Prompt:
How many lines in these records hold the string "right"? State only that number.

Information provided:
******
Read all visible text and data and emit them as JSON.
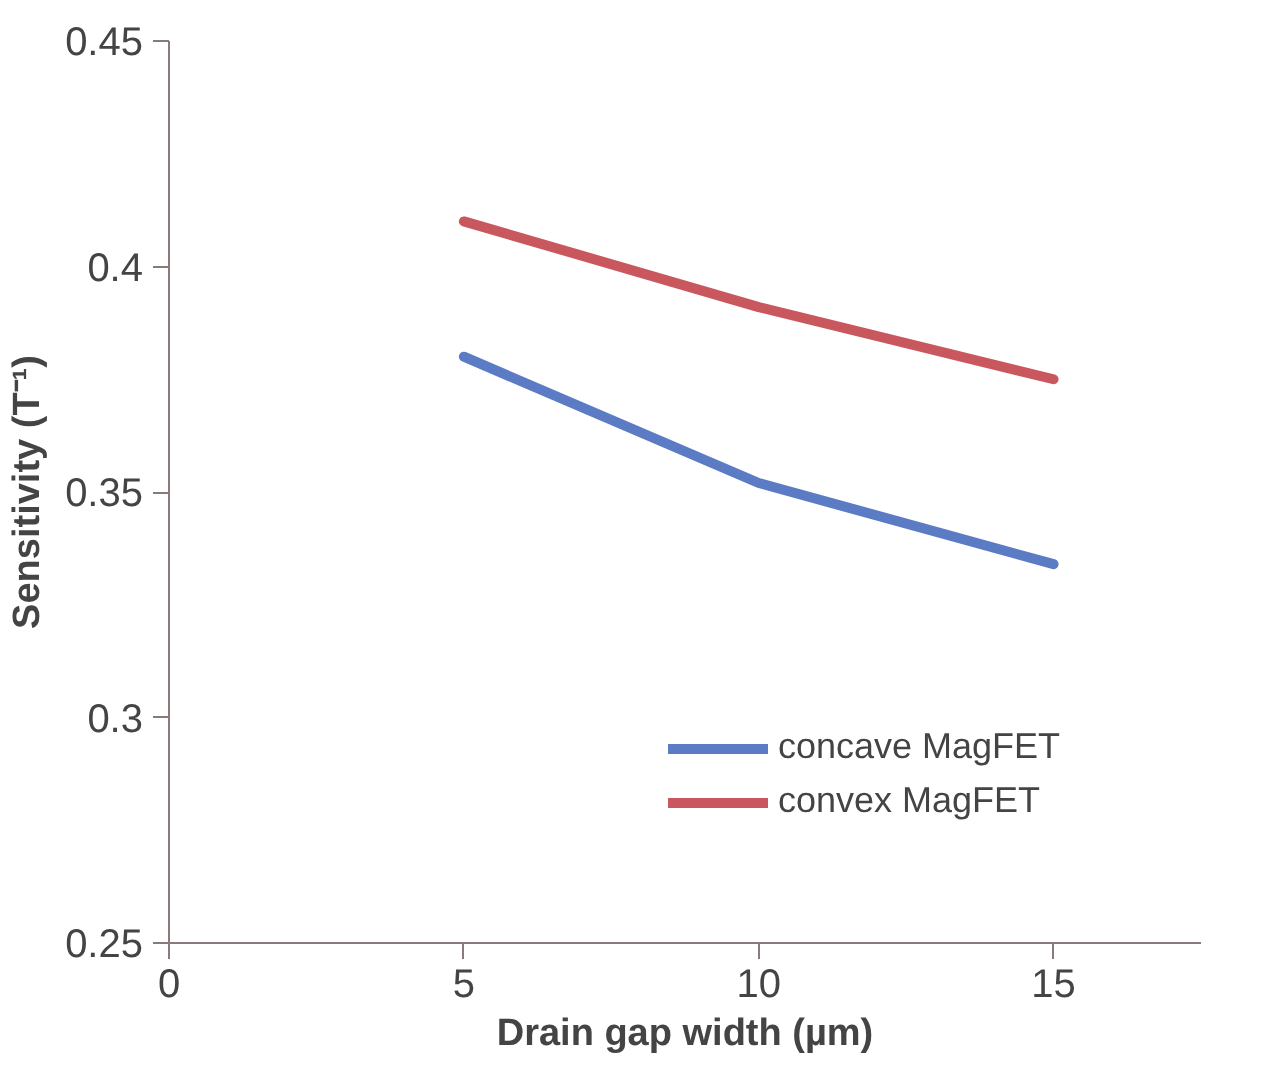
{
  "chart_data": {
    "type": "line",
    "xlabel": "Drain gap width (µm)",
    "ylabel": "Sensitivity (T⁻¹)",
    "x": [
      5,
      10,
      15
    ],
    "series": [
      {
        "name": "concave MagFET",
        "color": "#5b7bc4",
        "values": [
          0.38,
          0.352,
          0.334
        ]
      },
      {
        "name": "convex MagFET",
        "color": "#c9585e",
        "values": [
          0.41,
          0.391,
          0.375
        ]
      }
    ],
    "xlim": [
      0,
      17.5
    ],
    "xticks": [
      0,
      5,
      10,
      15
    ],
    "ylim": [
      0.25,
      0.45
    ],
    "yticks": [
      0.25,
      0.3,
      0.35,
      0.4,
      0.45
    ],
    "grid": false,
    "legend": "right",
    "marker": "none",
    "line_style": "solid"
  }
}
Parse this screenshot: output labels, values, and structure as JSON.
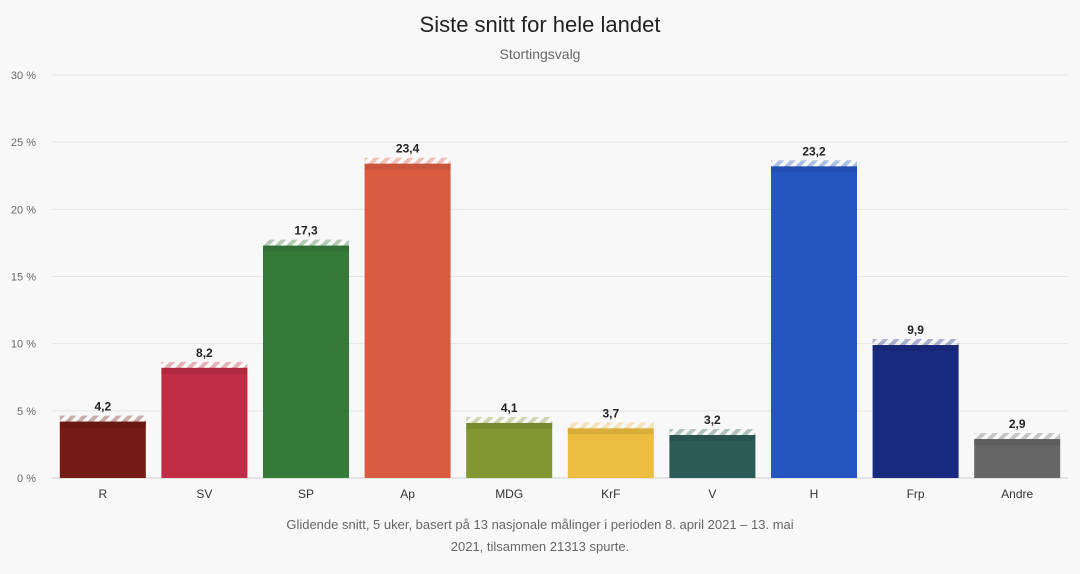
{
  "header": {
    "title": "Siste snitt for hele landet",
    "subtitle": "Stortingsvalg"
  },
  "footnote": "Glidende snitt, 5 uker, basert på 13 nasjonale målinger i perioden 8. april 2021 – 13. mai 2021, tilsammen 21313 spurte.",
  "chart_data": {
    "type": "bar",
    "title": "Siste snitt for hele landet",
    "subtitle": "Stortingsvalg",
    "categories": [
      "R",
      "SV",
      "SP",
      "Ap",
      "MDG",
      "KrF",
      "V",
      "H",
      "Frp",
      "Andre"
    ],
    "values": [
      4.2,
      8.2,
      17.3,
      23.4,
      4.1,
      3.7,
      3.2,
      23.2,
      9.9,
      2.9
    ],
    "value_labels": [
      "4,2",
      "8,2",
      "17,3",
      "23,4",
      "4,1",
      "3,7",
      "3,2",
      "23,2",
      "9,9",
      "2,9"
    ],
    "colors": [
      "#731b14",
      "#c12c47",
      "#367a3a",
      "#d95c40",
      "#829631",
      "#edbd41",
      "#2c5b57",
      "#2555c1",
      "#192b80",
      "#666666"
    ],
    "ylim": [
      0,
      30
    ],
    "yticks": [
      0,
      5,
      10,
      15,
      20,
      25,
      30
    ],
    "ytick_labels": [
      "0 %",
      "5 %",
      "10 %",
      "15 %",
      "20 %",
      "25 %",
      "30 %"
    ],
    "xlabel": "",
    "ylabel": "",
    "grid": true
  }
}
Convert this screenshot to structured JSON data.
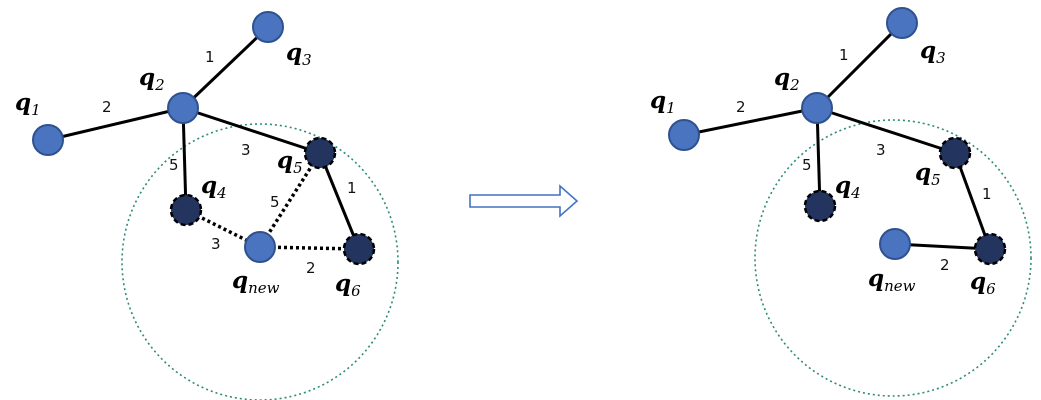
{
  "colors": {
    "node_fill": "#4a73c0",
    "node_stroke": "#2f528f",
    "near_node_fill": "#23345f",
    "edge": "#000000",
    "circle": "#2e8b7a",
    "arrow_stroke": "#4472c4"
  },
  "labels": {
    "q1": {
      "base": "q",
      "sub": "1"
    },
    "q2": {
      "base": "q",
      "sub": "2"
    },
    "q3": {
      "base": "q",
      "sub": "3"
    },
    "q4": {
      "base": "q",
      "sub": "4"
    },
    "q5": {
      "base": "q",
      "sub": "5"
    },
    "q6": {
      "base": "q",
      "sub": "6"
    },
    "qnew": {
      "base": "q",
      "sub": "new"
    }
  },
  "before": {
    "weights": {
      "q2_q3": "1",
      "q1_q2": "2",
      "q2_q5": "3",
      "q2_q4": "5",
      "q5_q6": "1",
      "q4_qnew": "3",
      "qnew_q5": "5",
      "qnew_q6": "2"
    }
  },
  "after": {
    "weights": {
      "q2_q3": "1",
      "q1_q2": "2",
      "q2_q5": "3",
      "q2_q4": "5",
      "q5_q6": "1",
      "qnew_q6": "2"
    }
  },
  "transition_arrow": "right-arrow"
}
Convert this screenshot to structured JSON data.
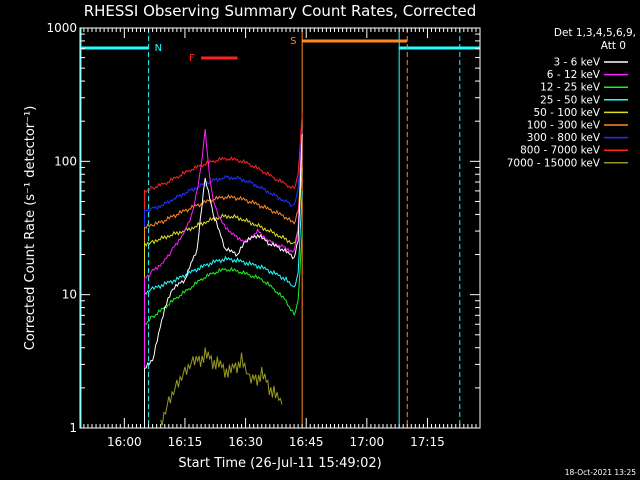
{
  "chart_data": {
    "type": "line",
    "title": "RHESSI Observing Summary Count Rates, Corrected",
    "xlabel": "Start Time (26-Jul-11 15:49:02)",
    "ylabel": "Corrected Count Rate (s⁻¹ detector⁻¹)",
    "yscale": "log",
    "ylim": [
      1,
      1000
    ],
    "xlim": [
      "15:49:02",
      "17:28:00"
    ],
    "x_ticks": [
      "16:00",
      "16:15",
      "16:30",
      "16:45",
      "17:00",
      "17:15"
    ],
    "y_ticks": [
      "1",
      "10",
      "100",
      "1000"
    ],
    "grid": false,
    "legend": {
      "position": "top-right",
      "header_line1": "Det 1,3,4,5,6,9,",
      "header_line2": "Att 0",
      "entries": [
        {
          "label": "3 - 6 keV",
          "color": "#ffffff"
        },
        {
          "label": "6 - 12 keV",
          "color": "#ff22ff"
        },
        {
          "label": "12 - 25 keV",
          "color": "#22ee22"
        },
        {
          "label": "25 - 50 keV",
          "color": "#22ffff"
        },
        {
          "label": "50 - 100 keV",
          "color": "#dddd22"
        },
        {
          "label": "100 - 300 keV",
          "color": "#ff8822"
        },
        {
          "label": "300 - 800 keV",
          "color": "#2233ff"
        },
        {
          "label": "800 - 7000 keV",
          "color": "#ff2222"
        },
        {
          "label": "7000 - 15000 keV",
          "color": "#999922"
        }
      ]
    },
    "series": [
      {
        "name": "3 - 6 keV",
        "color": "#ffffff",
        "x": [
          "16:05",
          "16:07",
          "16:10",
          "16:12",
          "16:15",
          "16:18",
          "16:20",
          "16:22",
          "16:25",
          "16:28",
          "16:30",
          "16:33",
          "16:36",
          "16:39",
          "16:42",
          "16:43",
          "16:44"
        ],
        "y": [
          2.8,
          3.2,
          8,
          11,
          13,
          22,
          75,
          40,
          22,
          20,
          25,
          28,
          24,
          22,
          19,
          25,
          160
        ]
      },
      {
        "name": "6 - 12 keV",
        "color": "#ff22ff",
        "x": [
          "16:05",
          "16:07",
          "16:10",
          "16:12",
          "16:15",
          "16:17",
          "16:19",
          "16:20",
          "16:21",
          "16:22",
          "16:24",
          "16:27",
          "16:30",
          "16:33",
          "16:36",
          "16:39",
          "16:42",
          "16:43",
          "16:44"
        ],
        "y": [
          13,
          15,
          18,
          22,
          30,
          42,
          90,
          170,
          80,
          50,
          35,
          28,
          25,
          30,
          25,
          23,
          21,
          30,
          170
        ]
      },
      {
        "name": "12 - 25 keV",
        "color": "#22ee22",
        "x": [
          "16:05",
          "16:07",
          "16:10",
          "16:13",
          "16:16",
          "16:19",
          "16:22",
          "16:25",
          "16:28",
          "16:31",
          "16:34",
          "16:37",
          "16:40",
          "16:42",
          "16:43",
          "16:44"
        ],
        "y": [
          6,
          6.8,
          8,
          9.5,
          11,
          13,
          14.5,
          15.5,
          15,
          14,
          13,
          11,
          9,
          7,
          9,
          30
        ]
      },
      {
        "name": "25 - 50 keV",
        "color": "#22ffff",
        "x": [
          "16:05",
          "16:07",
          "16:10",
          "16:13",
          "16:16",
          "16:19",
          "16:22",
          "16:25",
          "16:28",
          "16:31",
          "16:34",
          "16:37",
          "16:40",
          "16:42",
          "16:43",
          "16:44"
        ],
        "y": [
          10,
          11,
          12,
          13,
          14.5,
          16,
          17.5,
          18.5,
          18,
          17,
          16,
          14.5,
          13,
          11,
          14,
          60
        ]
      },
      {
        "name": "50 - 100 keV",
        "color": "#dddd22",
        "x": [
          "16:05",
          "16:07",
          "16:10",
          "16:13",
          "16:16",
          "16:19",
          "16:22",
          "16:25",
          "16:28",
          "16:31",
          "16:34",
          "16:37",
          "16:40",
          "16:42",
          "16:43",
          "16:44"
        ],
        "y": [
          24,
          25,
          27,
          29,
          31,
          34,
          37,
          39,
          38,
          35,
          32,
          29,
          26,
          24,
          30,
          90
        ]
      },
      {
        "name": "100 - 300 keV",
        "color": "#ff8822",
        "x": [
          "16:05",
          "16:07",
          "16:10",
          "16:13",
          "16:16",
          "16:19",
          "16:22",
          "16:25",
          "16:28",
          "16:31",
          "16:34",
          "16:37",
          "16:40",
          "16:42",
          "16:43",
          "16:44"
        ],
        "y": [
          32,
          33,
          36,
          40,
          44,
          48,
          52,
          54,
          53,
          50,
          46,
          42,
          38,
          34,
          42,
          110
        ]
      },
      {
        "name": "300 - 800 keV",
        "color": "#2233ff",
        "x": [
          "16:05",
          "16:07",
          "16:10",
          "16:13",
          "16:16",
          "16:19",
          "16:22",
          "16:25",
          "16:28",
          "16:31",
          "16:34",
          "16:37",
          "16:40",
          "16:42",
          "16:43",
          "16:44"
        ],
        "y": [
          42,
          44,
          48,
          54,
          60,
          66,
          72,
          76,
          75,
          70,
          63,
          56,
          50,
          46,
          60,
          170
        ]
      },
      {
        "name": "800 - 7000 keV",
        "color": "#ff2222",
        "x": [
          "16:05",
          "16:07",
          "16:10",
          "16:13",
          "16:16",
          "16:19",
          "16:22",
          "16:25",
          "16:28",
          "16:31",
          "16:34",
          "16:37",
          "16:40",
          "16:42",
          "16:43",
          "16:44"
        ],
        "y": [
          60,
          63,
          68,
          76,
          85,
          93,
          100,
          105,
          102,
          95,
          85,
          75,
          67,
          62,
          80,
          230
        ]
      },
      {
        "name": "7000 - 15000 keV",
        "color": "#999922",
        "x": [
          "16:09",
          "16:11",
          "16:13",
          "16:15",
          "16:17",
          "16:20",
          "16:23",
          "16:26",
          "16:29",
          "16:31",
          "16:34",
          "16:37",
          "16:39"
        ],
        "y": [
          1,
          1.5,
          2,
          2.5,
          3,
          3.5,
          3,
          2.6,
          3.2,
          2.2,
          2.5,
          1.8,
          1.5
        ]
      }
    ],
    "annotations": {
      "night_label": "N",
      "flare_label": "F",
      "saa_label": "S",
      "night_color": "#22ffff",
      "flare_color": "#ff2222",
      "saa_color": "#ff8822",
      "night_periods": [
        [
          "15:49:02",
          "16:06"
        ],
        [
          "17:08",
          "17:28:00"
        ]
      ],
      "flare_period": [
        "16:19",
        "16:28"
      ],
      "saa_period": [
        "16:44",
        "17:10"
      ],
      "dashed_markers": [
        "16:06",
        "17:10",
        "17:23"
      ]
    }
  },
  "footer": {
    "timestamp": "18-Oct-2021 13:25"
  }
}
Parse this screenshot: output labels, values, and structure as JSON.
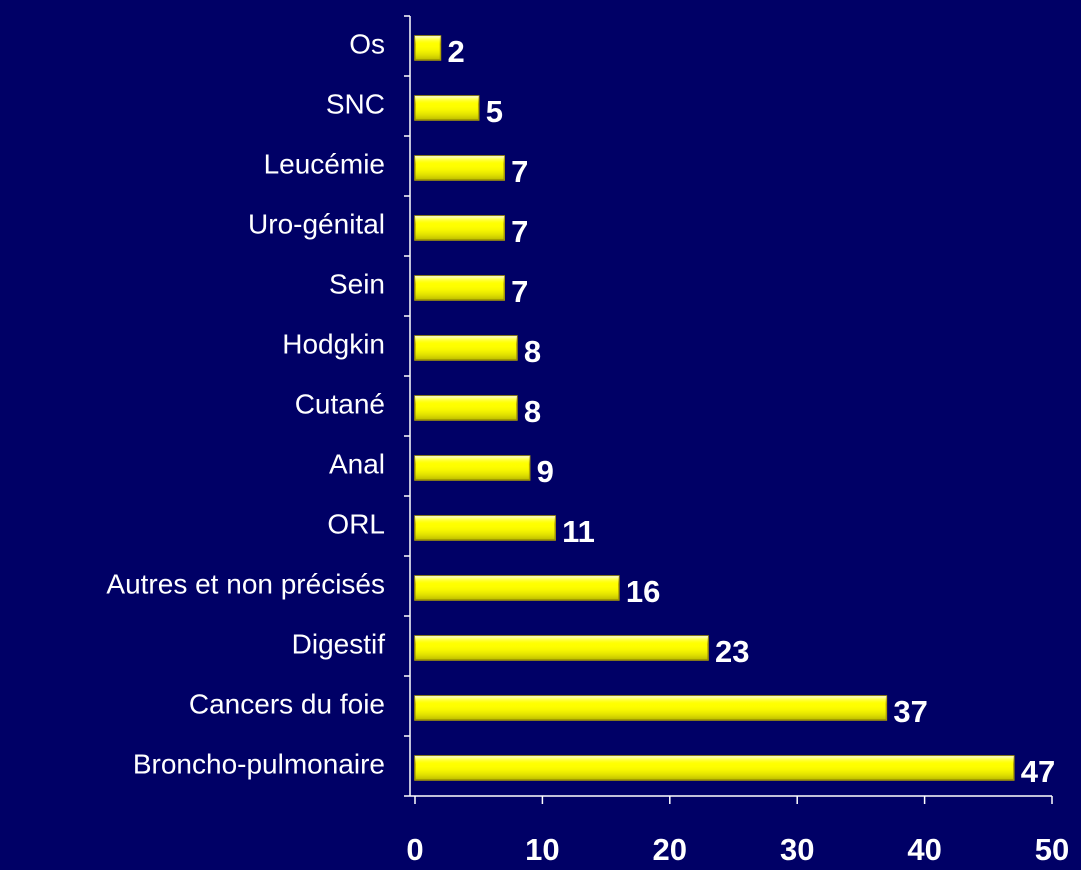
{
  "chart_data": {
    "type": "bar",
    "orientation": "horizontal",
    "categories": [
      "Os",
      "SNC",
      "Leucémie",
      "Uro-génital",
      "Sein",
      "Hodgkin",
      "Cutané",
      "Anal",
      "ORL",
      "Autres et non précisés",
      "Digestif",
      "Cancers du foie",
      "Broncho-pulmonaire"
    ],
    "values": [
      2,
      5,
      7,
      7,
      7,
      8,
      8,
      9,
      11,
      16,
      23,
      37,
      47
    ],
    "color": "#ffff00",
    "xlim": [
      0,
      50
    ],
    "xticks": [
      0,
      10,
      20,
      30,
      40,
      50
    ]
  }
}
******
Result of the exercise:
3